** Start of Supplied records **

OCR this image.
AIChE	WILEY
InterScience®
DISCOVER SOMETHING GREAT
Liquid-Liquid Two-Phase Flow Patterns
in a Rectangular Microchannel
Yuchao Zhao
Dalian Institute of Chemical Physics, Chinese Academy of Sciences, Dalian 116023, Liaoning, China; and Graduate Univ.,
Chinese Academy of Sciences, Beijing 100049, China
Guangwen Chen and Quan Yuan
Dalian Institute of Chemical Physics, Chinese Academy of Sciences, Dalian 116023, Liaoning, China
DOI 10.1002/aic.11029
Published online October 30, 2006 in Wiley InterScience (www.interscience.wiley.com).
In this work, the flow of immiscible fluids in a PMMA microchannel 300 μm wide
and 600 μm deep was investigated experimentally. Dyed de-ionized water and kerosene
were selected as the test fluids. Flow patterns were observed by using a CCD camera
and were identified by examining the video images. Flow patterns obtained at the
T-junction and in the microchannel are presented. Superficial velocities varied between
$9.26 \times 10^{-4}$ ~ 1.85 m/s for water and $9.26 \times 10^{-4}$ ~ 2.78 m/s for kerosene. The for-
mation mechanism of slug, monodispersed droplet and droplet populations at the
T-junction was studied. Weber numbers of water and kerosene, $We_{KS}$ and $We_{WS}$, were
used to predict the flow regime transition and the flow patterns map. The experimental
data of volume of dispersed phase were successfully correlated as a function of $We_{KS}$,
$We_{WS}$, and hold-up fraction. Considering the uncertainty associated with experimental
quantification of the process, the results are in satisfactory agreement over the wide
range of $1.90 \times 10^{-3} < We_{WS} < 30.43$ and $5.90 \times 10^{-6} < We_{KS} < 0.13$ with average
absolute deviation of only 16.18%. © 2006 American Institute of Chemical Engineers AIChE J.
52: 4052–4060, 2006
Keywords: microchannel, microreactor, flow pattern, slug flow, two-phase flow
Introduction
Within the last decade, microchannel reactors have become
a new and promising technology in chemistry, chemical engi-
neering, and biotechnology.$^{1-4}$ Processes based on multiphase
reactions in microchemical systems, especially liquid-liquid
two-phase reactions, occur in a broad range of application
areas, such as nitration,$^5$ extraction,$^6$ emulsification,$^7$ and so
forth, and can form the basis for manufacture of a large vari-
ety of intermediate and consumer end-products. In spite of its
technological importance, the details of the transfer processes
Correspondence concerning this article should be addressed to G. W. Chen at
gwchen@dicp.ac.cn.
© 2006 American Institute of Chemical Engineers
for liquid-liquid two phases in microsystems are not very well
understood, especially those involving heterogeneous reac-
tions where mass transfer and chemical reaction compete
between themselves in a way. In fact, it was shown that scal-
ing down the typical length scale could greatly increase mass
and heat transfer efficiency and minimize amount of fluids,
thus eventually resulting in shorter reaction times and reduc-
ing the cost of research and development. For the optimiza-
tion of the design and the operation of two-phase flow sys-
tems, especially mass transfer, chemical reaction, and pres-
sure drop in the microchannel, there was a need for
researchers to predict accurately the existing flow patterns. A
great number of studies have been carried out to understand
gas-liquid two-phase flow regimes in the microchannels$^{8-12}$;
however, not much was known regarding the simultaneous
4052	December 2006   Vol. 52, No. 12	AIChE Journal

** End of Supplied records **

Gather each line in the entries above where the string "fluids" is found.

» Reply to the task
In this work, the flow of immiscible fluids in a PMMA microchannel 300 μm wide
were selected as the test fluids. Flow patterns were observed by using a CCD camera
and heat transfer efficiency and minimize amount of fluids,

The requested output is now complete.